TASK REQUIREMENTS: Recast the stretch from the first row through the row that contains "toilet (613, 292, 637, 304)" as a numbered list, omitting any blank lines.

DATA FOR THE TASK:
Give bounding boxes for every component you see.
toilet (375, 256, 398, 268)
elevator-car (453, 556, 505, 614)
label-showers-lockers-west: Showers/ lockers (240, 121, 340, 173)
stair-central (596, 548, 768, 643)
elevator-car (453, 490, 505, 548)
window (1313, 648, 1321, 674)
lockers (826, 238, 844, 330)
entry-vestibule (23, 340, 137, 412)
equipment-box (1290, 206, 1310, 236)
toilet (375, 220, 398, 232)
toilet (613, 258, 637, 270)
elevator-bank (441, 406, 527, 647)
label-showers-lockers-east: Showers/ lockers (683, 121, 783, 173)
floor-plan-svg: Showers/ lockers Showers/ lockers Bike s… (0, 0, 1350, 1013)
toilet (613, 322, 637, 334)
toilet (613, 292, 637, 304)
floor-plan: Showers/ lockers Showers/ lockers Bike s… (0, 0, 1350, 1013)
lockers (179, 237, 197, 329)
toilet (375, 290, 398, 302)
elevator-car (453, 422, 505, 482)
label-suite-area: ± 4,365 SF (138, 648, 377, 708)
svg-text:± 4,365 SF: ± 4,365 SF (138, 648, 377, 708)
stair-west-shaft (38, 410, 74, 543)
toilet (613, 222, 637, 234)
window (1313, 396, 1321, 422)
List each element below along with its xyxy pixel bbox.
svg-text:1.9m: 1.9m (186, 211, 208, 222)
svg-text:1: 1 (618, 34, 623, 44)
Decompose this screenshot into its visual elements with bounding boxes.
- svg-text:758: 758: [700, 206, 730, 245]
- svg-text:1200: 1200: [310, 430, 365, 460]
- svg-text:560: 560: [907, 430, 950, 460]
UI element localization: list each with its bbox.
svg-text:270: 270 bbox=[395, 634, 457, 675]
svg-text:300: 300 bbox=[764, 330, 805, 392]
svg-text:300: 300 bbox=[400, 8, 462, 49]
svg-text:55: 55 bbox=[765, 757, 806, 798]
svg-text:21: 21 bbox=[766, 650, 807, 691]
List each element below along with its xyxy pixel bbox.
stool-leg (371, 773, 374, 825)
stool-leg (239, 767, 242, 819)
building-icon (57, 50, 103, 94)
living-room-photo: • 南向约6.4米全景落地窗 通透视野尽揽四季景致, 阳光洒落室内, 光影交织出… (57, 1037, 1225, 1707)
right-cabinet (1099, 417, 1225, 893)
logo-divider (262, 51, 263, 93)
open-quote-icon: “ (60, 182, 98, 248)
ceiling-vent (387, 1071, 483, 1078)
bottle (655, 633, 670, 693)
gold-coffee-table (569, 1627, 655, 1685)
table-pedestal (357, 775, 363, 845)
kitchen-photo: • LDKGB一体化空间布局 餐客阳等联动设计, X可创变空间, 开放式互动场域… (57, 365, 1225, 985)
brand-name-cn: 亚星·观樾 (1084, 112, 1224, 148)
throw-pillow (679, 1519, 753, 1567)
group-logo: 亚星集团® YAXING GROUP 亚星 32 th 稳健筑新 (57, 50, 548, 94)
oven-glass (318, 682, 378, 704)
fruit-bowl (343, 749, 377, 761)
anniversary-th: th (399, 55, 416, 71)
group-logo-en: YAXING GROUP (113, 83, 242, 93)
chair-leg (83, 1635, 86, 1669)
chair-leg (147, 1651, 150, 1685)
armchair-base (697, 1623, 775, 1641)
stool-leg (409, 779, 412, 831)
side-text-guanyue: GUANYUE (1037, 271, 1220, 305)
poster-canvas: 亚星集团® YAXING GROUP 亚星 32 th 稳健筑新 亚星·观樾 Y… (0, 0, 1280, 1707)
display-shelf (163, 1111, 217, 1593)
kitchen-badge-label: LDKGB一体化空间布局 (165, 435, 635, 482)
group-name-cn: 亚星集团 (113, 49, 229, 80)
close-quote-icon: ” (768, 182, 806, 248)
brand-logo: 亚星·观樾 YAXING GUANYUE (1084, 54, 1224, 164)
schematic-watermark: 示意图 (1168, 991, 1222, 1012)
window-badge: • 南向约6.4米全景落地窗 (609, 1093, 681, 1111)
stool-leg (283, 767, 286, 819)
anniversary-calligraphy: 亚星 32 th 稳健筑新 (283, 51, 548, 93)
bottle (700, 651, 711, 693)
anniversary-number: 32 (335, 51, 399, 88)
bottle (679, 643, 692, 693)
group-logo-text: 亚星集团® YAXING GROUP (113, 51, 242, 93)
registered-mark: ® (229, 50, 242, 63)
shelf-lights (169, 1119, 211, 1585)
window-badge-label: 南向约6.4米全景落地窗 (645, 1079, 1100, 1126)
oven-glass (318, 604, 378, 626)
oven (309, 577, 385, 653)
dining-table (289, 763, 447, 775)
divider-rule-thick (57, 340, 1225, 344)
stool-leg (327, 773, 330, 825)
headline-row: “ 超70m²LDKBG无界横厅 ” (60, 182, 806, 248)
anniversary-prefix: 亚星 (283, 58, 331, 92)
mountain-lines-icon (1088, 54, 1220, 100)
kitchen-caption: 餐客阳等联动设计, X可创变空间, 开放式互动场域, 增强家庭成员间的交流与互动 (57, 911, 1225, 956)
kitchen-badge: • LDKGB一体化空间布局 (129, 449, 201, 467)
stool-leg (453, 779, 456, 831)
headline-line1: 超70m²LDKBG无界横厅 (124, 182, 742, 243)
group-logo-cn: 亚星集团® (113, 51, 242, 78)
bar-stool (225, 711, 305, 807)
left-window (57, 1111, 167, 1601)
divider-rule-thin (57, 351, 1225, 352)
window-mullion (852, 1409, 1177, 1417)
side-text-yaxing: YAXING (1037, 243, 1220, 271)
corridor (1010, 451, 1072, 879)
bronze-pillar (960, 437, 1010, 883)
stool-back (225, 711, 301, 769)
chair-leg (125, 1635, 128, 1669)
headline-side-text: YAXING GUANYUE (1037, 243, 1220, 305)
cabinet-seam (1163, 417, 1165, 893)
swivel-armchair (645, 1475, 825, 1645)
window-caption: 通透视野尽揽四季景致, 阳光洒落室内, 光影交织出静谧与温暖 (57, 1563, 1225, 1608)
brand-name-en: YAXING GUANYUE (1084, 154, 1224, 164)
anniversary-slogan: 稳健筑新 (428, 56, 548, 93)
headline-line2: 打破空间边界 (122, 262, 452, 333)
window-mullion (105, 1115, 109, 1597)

EXERCISE SOLUTION:
1. Give bounding boxes for every component you see.
2. toilet (375, 256, 398, 268)
3. elevator-car (453, 556, 505, 614)
4. label-showers-lockers-west: Showers/ lockers (240, 121, 340, 173)
5. stair-central (596, 548, 768, 643)
6. elevator-car (453, 490, 505, 548)
7. window (1313, 648, 1321, 674)
8. lockers (826, 238, 844, 330)
9. entry-vestibule (23, 340, 137, 412)
10. equipment-box (1290, 206, 1310, 236)
11. toilet (375, 220, 398, 232)
12. toilet (613, 258, 637, 270)
13. elevator-bank (441, 406, 527, 647)
14. label-showers-lockers-east: Showers/ lockers (683, 121, 783, 173)
15. floor-plan-svg: Showers/ lockers Showers/ lockers Bike s… (0, 0, 1350, 1013)
16. toilet (613, 322, 637, 334)
17. toilet (613, 292, 637, 304)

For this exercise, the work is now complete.